Problem:
Please transcribe the data below exactly. Leave the pictures out.
Begin Given data
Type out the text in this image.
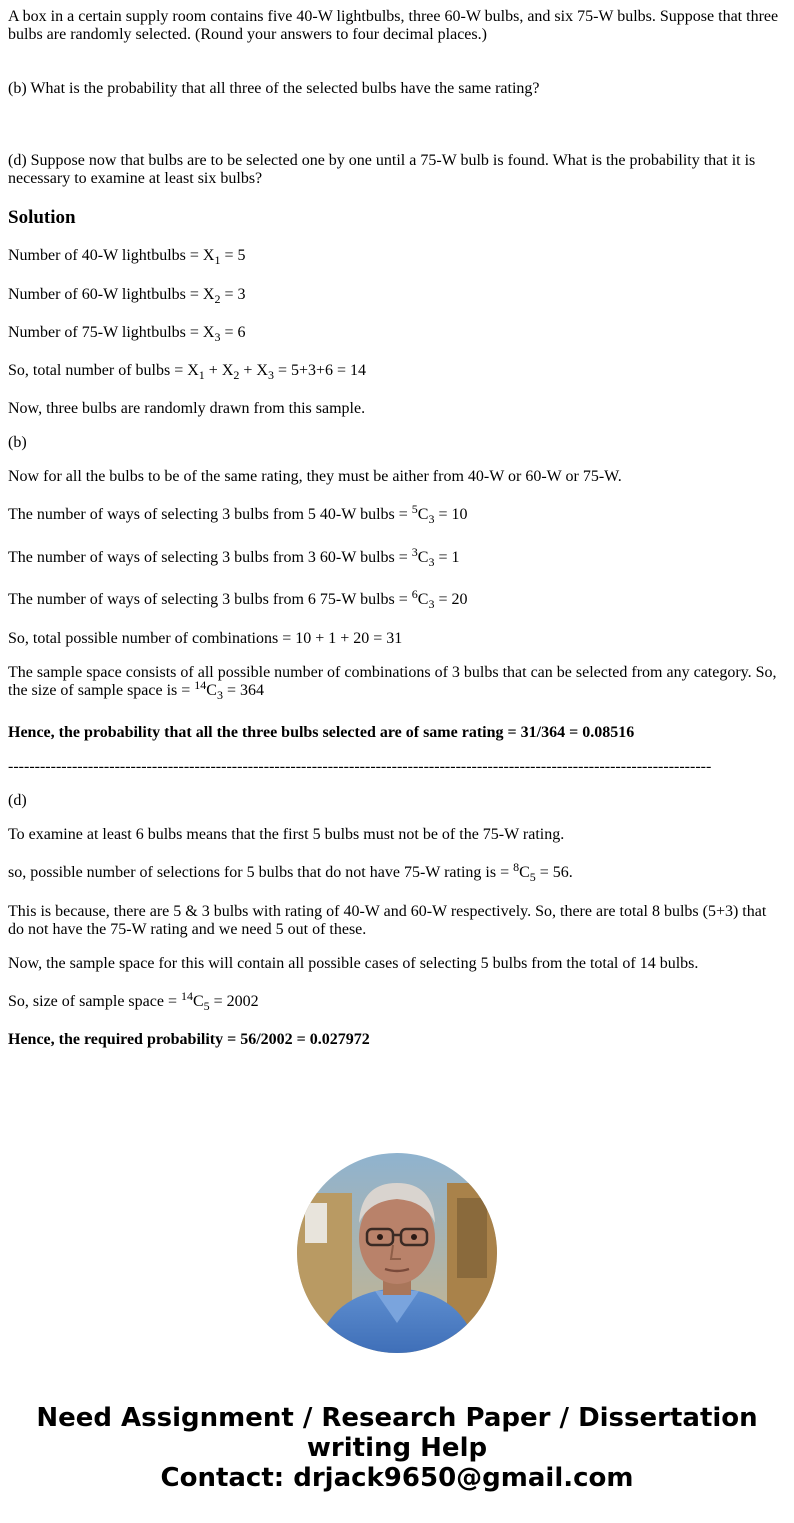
A box in a certain supply room contains five 40-W lightbulbs, three 60-W bulbs, and six 75-W bulbs. Suppose that three bulbs are randomly selected. (Round your answers to four decimal places.)

(b) What is the probability that all three of the selected bulbs have the same rating?

(d) Suppose now that bulbs are to be selected one by one until a 75-W bulb is found. What is the probability that it is necessary to examine at least six bulbs?

Solution

Number of 40-W lightbulbs = $X_1 = 5$

Number of 60-W lightbulbs = $X_2 = 3$

Number of 75-W lightbulbs = $X_3 = 6$

So, total number of bulbs = $X_1 + X_2 + X_3 = 5+3+6 = 14$

Now, three bulbs are randomly drawn from this sample.

(b)

Now for all the bulbs to be of the same rating, they must be aither from 40-W or 60-W or 75-W.

The number of ways of selecting 3 bulbs from 5 40-W bulbs = $^5C_3 = 10$

The number of ways of selecting 3 bulbs from 3 60-W bulbs = $^3C_3 = 1$

The number of ways of selecting 3 bulbs from 6 75-W bulbs = $^6C_3 = 20$

So, total possible number of combinations = 10 + 1 + 20 = 31

The sample space consists of all possible number of combinations of 3 bulbs that can be selected from any category. So, the size of sample space is = $^{14}C_3 = 364$

Hence, the probability that all the three bulbs selected are of same rating = 31/364 = 0.08516

------------------------------------------------------------------------------------------------------------------------------------

(d)

To examine at least 6 bulbs means that the first 5 bulbs must not be of the 75-W rating.

so, possible number of selections for 5 bulbs that do not have 75-W rating is = $^8C_5 = 56$.

This is because, there are 5 & 3 bulbs with rating of 40-W and 60-W respectively. So, there are total 8 bulbs (5+3) that do not have the 75-W rating and we need 5 out of these.

Now, the sample space for this will contain all possible cases of selecting 5 bulbs from the total of 14 bulbs.

So, size of sample space = $^{14}C_5 = 2002$

Hence, the required probability = 56/2002 = 0.027972

Need Assignment / Research Paper / Dissertation
writing Help
Contact: drjack9650@gmail.com
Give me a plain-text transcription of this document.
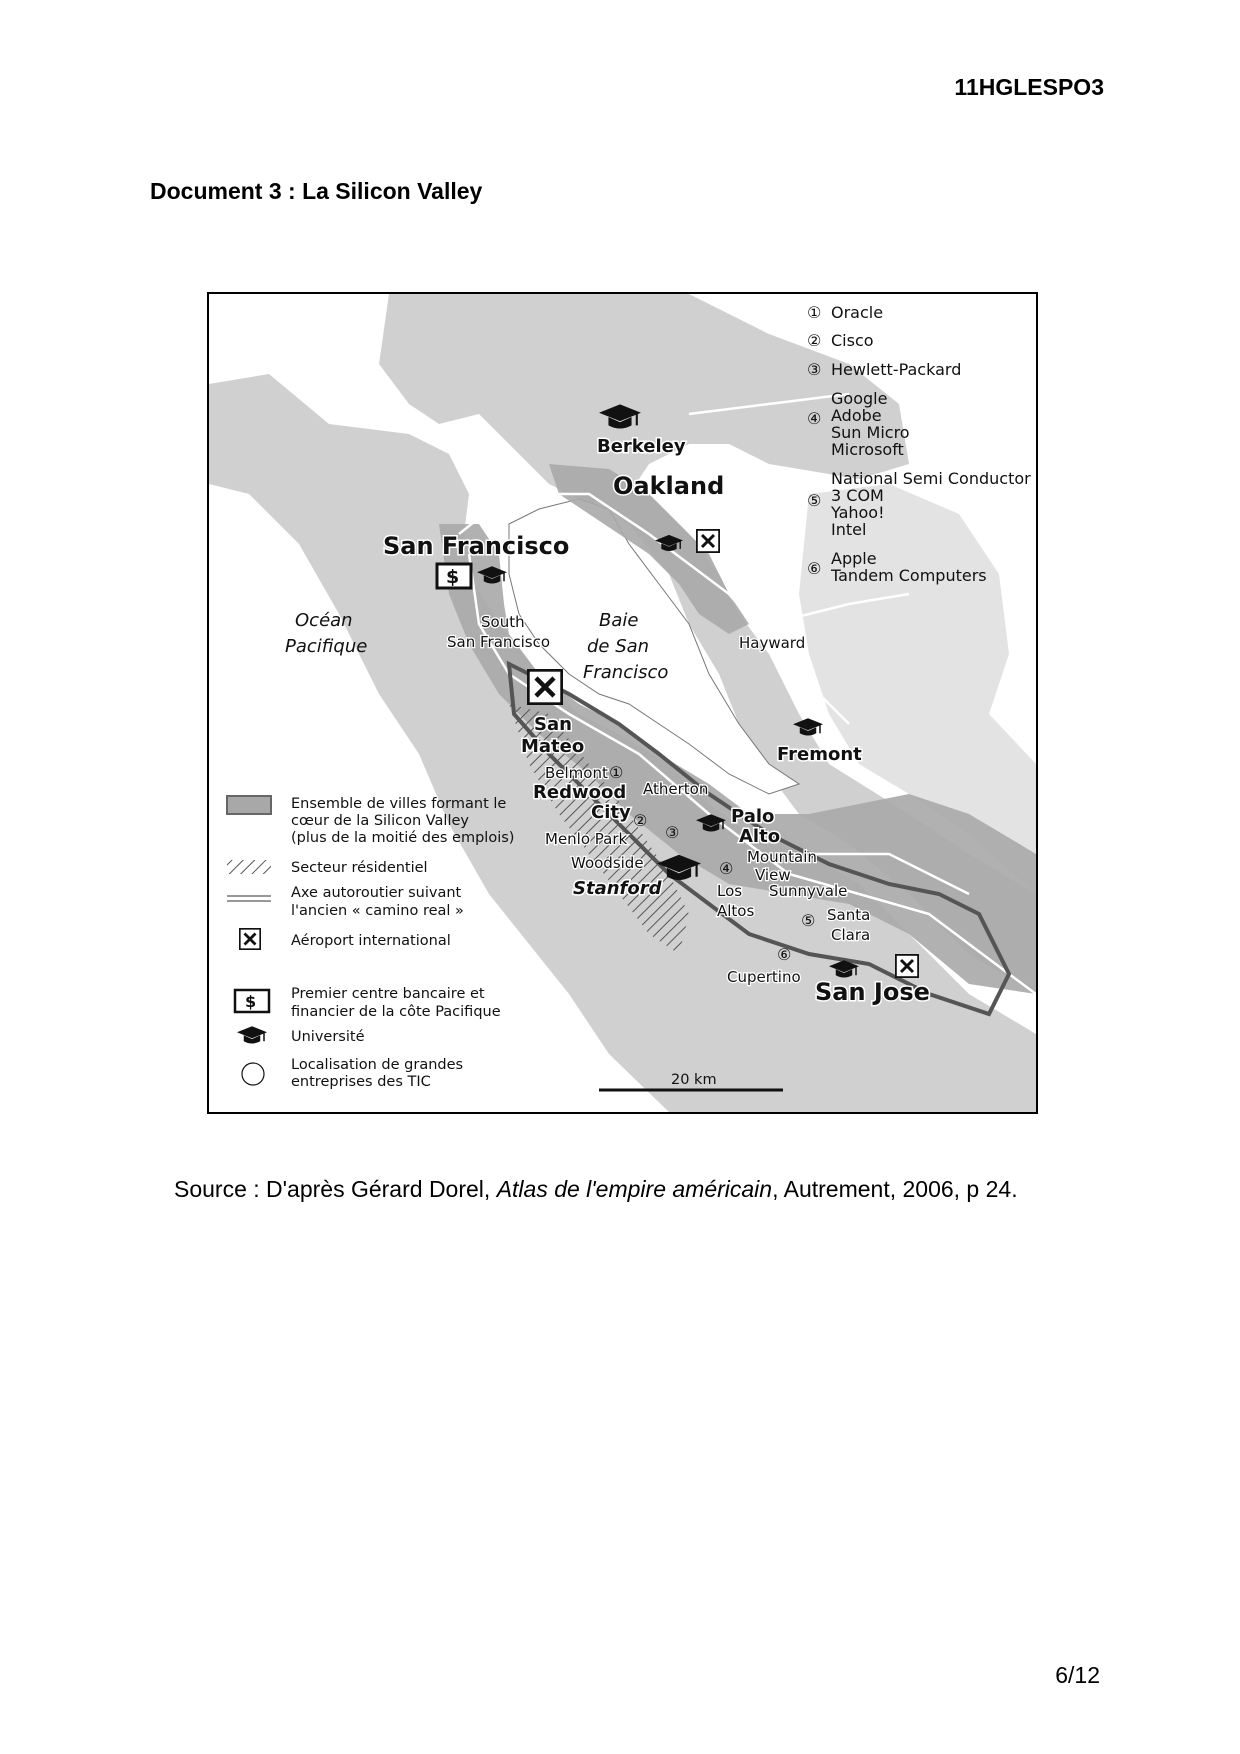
11HGLESPO3
Document 3 : La Silicon Valley
① Oracle
② Cisco
③ Hewlett-Packard
④
Google
Adobe
Sun Micro
Microsoft
⑤
National Semi Conductor
3 COM
Yahoo!
Intel
⑥
Apple
Tandem Computers
Océan
Pacifique
Baie
de San
Francisco
$
①
②
③
④
⑤
⑥
Berkeley
Oakland
San Francisco
South
San Francisco	Hayward
Fremont
San
Mateo
Belmont
Redwood
City
Atherton
Palo
Alto
Menlo Park
Woodside	Mountain
View
Stanford	Los
Altos
Sunnyvale
Santa
Clara
Cupertino
San Jose
Ensemble de villes formant le
cœur de la Silicon Valley
(plus de la moitié des emplois)
Secteur résidentiel
Axe autoroutier suivant
l'ancien « camino real »
Aéroport international
$ Premier centre bancaire et
financier de la côte Pacifique
Université
Localisation de grandes
entreprises des TIC	20 km
Source : D'après Gérard Dorel, Atlas de l'empire américain, Autrement, 2006, p 24.
6/12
End Given data
Result below:
Type out the text in this image.
A box in a certain supply room contains five 40-W lightbulbs, three 60-W bulbs, and six 75-W bulbs. Suppose that three bulbs are randomly selected. (Round your answers to four decimal places.)

(b) What is the probability that all three of the selected bulbs have the same rating?

(d) Suppose now that bulbs are to be selected one by one until a 75-W bulb is found. What is the probability that it is necessary to examine at least six bulbs?

Solution

Number of 40-W lightbulbs = $X_1 = 5$

Number of 60-W lightbulbs = $X_2 = 3$

Number of 75-W lightbulbs = $X_3 = 6$

So, total number of bulbs = $X_1 + X_2 + X_3 = 5+3+6 = 14$

Now, three bulbs are randomly drawn from this sample.

(b)

Now for all the bulbs to be of the same rating, they must be aither from 40-W or 60-W or 75-W.

The number of ways of selecting 3 bulbs from 5 40-W bulbs = $^5C_3 = 10$

The number of ways of selecting 3 bulbs from 3 60-W bulbs = $^3C_3 = 1$

The number of ways of selecting 3 bulbs from 6 75-W bulbs = $^6C_3 = 20$

So, total possible number of combinations = 10 + 1 + 20 = 31

The sample space consists of all possible number of combinations of 3 bulbs that can be selected from any category. So, the size of sample space is = $^{14}C_3 = 364$

Hence, the probability that all the three bulbs selected are of same rating = 31/364 = 0.08516

------------------------------------------------------------------------------------------------------------------------------------

(d)

To examine at least 6 bulbs means that the first 5 bulbs must not be of the 75-W rating.

so, possible number of selections for 5 bulbs that do not have 75-W rating is = $^8C_5 = 56$.

This is because, there are 5 & 3 bulbs with rating of 40-W and 60-W respectively. So, there are total 8 bulbs (5+3) that do not have the 75-W rating and we need 5 out of these.

Now, the sample space for this will contain all possible cases of selecting 5 bulbs from the total of 14 bulbs.

So, size of sample space = $^{14}C_5 = 2002$

Hence, the required probability = 56/2002 = 0.027972

Need Assignment / Research Paper / Dissertation
writing Help
Contact: drjack9650@gmail.com
Give me a plain-text transcription of this document.
11HGLESPO3
Document 3 : La Silicon Valley
① Oracle
② Cisco
③ Hewlett-Packard
④
Google
Adobe
Sun Micro
Microsoft
⑤
National Semi Conductor
3 COM
Yahoo!
Intel
⑥
Apple
Tandem Computers
Océan
Pacifique
Baie
de San
Francisco
$
①
②
③
④
⑤
⑥
Berkeley
Oakland
San Francisco
South
San Francisco	Hayward
Fremont
San
Mateo
Belmont
Redwood
City
Atherton
Palo
Alto
Menlo Park
Woodside	Mountain
View
Stanford	Los
Altos
Sunnyvale
Santa
Clara
Cupertino
San Jose
Ensemble de villes formant le
cœur de la Silicon Valley
(plus de la moitié des emplois)
Secteur résidentiel
Axe autoroutier suivant
l'ancien « camino real »
Aéroport international
$ Premier centre bancaire et
financier de la côte Pacifique
Université
Localisation de grandes
entreprises des TIC	20 km
Source : D'après Gérard Dorel, Atlas de l'empire américain, Autrement, 2006, p 24.
6/12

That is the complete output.